* _Task statement_:
Output each entry verbatim and exclude every picture from it.
─── Stored records
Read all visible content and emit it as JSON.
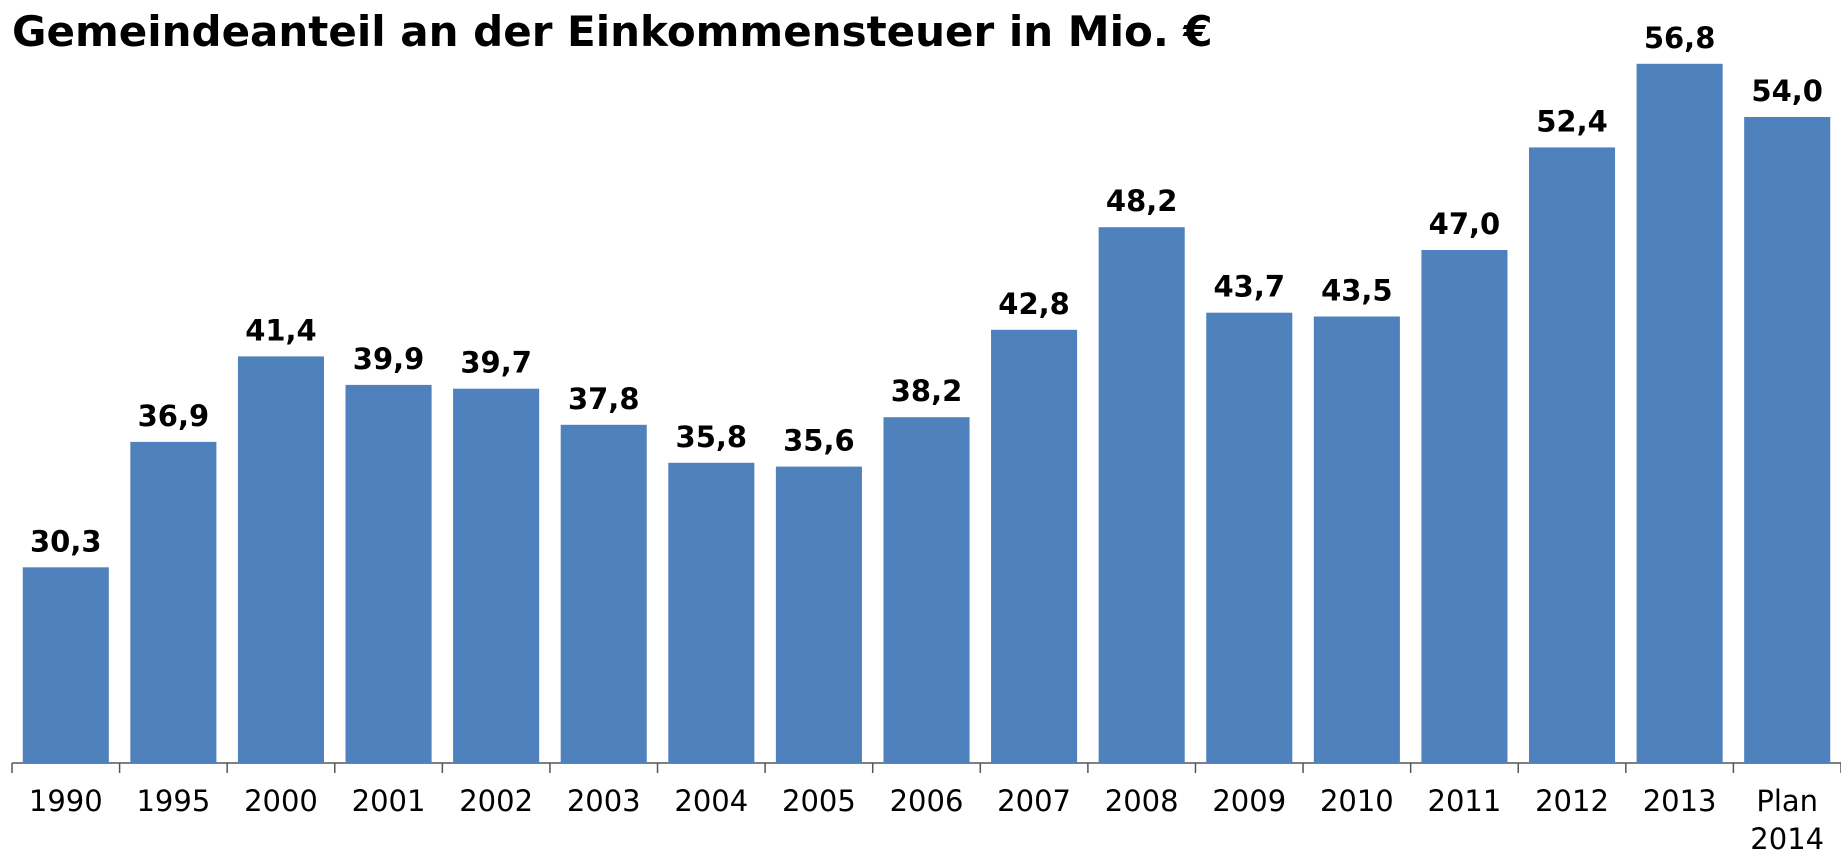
{
  "chart_data": {
    "type": "bar",
    "title": "Gemeindeanteil an der Einkommensteuer in Mio. €",
    "categories": [
      "1990",
      "1995",
      "2000",
      "2001",
      "2002",
      "2003",
      "2004",
      "2005",
      "2006",
      "2007",
      "2008",
      "2009",
      "2010",
      "2011",
      "2012",
      "2013",
      "Plan 2014"
    ],
    "values": [
      30.3,
      36.9,
      41.4,
      39.9,
      39.7,
      37.8,
      35.8,
      35.6,
      38.2,
      42.8,
      48.2,
      43.7,
      43.5,
      47.0,
      52.4,
      56.8,
      54.0
    ],
    "value_labels": [
      "30,3",
      "36,9",
      "41,4",
      "39,9",
      "39,7",
      "37,8",
      "35,8",
      "35,6",
      "38,2",
      "42,8",
      "48,2",
      "43,7",
      "43,5",
      "47,0",
      "52,4",
      "56,8",
      "54,0"
    ],
    "color": "#4f81bd",
    "ylim": [
      20,
      60
    ]
  }
}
──────
* _Solution for this task_:
Read all visible content and emit it as JSON.
{
  "chart_data": {
    "type": "bar",
    "title": "Gemeindeanteil an der Einkommensteuer in Mio. €",
    "categories": [
      "1990",
      "1995",
      "2000",
      "2001",
      "2002",
      "2003",
      "2004",
      "2005",
      "2006",
      "2007",
      "2008",
      "2009",
      "2010",
      "2011",
      "2012",
      "2013",
      "Plan 2014"
    ],
    "values": [
      30.3,
      36.9,
      41.4,
      39.9,
      39.7,
      37.8,
      35.8,
      35.6,
      38.2,
      42.8,
      48.2,
      43.7,
      43.5,
      47.0,
      52.4,
      56.8,
      54.0
    ],
    "value_labels": [
      "30,3",
      "36,9",
      "41,4",
      "39,9",
      "39,7",
      "37,8",
      "35,8",
      "35,6",
      "38,2",
      "42,8",
      "48,2",
      "43,7",
      "43,5",
      "47,0",
      "52,4",
      "56,8",
      "54,0"
    ],
    "color": "#4f81bd",
    "ylim": [
      20,
      60
    ]
  }
}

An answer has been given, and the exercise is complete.